DIRECTIONS ::
Your task is to restate the data word for word.

EXTRACTED MATERIAL ::
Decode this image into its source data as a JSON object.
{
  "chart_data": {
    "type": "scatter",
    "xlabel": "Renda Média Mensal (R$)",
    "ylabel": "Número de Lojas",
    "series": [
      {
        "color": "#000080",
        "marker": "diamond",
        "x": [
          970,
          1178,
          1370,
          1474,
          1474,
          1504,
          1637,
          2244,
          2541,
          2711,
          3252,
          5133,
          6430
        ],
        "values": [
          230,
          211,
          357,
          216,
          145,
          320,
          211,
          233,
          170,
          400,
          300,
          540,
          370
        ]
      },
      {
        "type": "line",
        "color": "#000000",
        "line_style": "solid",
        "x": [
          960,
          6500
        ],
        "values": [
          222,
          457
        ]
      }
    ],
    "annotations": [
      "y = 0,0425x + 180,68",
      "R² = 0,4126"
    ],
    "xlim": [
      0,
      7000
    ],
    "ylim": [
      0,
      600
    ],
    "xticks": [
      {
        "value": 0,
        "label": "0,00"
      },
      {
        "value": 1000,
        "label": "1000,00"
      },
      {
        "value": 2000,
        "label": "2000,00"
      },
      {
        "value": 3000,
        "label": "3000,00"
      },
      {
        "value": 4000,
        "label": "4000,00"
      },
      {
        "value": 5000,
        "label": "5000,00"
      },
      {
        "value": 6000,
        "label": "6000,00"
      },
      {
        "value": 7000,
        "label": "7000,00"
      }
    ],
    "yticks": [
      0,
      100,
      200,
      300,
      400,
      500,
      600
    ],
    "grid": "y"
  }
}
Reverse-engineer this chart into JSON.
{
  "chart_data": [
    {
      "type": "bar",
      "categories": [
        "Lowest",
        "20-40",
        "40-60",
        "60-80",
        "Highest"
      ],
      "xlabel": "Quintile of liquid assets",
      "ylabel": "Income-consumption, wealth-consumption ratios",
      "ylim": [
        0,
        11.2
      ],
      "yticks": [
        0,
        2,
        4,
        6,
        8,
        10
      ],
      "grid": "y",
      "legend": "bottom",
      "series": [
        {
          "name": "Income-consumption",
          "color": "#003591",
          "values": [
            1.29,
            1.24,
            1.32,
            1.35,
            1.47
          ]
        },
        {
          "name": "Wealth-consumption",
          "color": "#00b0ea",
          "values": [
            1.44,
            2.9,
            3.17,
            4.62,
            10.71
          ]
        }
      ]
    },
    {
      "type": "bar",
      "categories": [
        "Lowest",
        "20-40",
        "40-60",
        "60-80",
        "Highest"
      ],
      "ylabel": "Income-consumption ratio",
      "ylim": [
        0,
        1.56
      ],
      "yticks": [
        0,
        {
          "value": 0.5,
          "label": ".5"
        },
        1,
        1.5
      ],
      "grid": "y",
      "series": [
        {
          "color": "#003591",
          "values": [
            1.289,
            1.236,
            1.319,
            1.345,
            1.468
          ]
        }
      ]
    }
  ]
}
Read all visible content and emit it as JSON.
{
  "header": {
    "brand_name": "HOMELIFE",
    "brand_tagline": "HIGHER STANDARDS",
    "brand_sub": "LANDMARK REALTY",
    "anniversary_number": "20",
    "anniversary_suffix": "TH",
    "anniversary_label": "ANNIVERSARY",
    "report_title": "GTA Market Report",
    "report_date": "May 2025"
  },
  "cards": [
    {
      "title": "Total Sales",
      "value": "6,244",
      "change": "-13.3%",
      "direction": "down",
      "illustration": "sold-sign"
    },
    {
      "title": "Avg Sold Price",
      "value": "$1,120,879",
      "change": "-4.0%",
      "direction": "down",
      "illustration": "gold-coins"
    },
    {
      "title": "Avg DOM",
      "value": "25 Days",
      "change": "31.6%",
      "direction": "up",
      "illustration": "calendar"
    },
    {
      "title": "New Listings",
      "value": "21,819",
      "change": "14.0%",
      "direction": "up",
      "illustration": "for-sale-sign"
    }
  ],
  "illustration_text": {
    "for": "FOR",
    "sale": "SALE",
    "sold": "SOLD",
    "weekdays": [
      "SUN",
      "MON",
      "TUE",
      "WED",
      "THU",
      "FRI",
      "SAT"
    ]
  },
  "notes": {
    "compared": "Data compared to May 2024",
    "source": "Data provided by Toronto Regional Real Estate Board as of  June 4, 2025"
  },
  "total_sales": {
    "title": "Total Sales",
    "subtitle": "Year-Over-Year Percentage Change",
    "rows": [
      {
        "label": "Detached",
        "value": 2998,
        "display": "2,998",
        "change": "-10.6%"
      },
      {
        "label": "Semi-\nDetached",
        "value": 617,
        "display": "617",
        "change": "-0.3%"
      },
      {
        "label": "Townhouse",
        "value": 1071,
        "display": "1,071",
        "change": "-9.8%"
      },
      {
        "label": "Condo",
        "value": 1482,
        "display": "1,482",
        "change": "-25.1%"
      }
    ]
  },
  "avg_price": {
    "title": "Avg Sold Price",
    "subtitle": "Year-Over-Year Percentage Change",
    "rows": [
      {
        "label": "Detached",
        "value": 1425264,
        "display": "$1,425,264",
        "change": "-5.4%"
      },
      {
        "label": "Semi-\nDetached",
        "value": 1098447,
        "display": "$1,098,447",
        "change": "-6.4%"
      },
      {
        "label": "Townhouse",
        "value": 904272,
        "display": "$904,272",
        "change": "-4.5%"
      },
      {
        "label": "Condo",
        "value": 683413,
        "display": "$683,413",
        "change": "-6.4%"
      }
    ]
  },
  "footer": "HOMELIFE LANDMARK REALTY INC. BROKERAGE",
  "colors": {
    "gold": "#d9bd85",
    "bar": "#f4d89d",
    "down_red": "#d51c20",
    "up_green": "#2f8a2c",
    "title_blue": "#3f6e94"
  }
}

FINISHED ANSWER ::
Decode this image into its source data as a JSON object.
{
  "chart_data": {
    "type": "scatter",
    "xlabel": "Renda Média Mensal (R$)",
    "ylabel": "Número de Lojas",
    "series": [
      {
        "color": "#000080",
        "marker": "diamond",
        "x": [
          970,
          1178,
          1370,
          1474,
          1474,
          1504,
          1637,
          2244,
          2541,
          2711,
          3252,
          5133,
          6430
        ],
        "values": [
          230,
          211,
          357,
          216,
          145,
          320,
          211,
          233,
          170,
          400,
          300,
          540,
          370
        ]
      },
      {
        "type": "line",
        "color": "#000000",
        "line_style": "solid",
        "x": [
          960,
          6500
        ],
        "values": [
          222,
          457
        ]
      }
    ],
    "annotations": [
      "y = 0,0425x + 180,68",
      "R² = 0,4126"
    ],
    "xlim": [
      0,
      7000
    ],
    "ylim": [
      0,
      600
    ],
    "xticks": [
      {
        "value": 0,
        "label": "0,00"
      },
      {
        "value": 1000,
        "label": "1000,00"
      },
      {
        "value": 2000,
        "label": "2000,00"
      },
      {
        "value": 3000,
        "label": "3000,00"
      },
      {
        "value": 4000,
        "label": "4000,00"
      },
      {
        "value": 5000,
        "label": "5000,00"
      },
      {
        "value": 6000,
        "label": "6000,00"
      },
      {
        "value": 7000,
        "label": "7000,00"
      }
    ],
    "yticks": [
      0,
      100,
      200,
      300,
      400,
      500,
      600
    ],
    "grid": "y"
  }
}
Reverse-engineer this chart into JSON.
{
  "chart_data": [
    {
      "type": "bar",
      "categories": [
        "Lowest",
        "20-40",
        "40-60",
        "60-80",
        "Highest"
      ],
      "xlabel": "Quintile of liquid assets",
      "ylabel": "Income-consumption, wealth-consumption ratios",
      "ylim": [
        0,
        11.2
      ],
      "yticks": [
        0,
        2,
        4,
        6,
        8,
        10
      ],
      "grid": "y",
      "legend": "bottom",
      "series": [
        {
          "name": "Income-consumption",
          "color": "#003591",
          "values": [
            1.29,
            1.24,
            1.32,
            1.35,
            1.47
          ]
        },
        {
          "name": "Wealth-consumption",
          "color": "#00b0ea",
          "values": [
            1.44,
            2.9,
            3.17,
            4.62,
            10.71
          ]
        }
      ]
    },
    {
      "type": "bar",
      "categories": [
        "Lowest",
        "20-40",
        "40-60",
        "60-80",
        "Highest"
      ],
      "ylabel": "Income-consumption ratio",
      "ylim": [
        0,
        1.56
      ],
      "yticks": [
        0,
        {
          "value": 0.5,
          "label": ".5"
        },
        1,
        1.5
      ],
      "grid": "y",
      "series": [
        {
          "color": "#003591",
          "values": [
            1.289,
            1.236,
            1.319,
            1.345,
            1.468
          ]
        }
      ]
    }
  ]
}
Read all visible content and emit it as JSON.
{
  "header": {
    "brand_name": "HOMELIFE",
    "brand_tagline": "HIGHER STANDARDS",
    "brand_sub": "LANDMARK REALTY",
    "anniversary_number": "20",
    "anniversary_suffix": "TH",
    "anniversary_label": "ANNIVERSARY",
    "report_title": "GTA Market Report",
    "report_date": "May 2025"
  },
  "cards": [
    {
      "title": "Total Sales",
      "value": "6,244",
      "change": "-13.3%",
      "direction": "down",
      "illustration": "sold-sign"
    },
    {
      "title": "Avg Sold Price",
      "value": "$1,120,879",
      "change": "-4.0%",
      "direction": "down",
      "illustration": "gold-coins"
    },
    {
      "title": "Avg DOM",
      "value": "25 Days",
      "change": "31.6%",
      "direction": "up",
      "illustration": "calendar"
    },
    {
      "title": "New Listings",
      "value": "21,819",
      "change": "14.0%",
      "direction": "up",
      "illustration": "for-sale-sign"
    }
  ],
  "illustration_text": {
    "for": "FOR",
    "sale": "SALE",
    "sold": "SOLD",
    "weekdays": [
      "SUN",
      "MON",
      "TUE",
      "WED",
      "THU",
      "FRI",
      "SAT"
    ]
  },
  "notes": {
    "compared": "Data compared to May 2024",
    "source": "Data provided by Toronto Regional Real Estate Board as of  June 4, 2025"
  },
  "total_sales": {
    "title": "Total Sales",
    "subtitle": "Year-Over-Year Percentage Change",
    "rows": [
      {
        "label": "Detached",
        "value": 2998,
        "display": "2,998",
        "change": "-10.6%"
      },
      {
        "label": "Semi-\nDetached",
        "value": 617,
        "display": "617",
        "change": "-0.3%"
      },
      {
        "label": "Townhouse",
        "value": 1071,
        "display": "1,071",
        "change": "-9.8%"
      },
      {
        "label": "Condo",
        "value": 1482,
        "display": "1,482",
        "change": "-25.1%"
      }
    ]
  },
  "avg_price": {
    "title": "Avg Sold Price",
    "subtitle": "Year-Over-Year Percentage Change",
    "rows": [
      {
        "label": "Detached",
        "value": 1425264,
        "display": "$1,425,264",
        "change": "-5.4%"
      },
      {
        "label": "Semi-\nDetached",
        "value": 1098447,
        "display": "$1,098,447",
        "change": "-6.4%"
      },
      {
        "label": "Townhouse",
        "value": 904272,
        "display": "$904,272",
        "change": "-4.5%"
      },
      {
        "label": "Condo",
        "value": 683413,
        "display": "$683,413",
        "change": "-6.4%"
      }
    ]
  },
  "footer": "HOMELIFE LANDMARK REALTY INC. BROKERAGE",
  "colors": {
    "gold": "#d9bd85",
    "bar": "#f4d89d",
    "down_red": "#d51c20",
    "up_green": "#2f8a2c",
    "title_blue": "#3f6e94"
  }
}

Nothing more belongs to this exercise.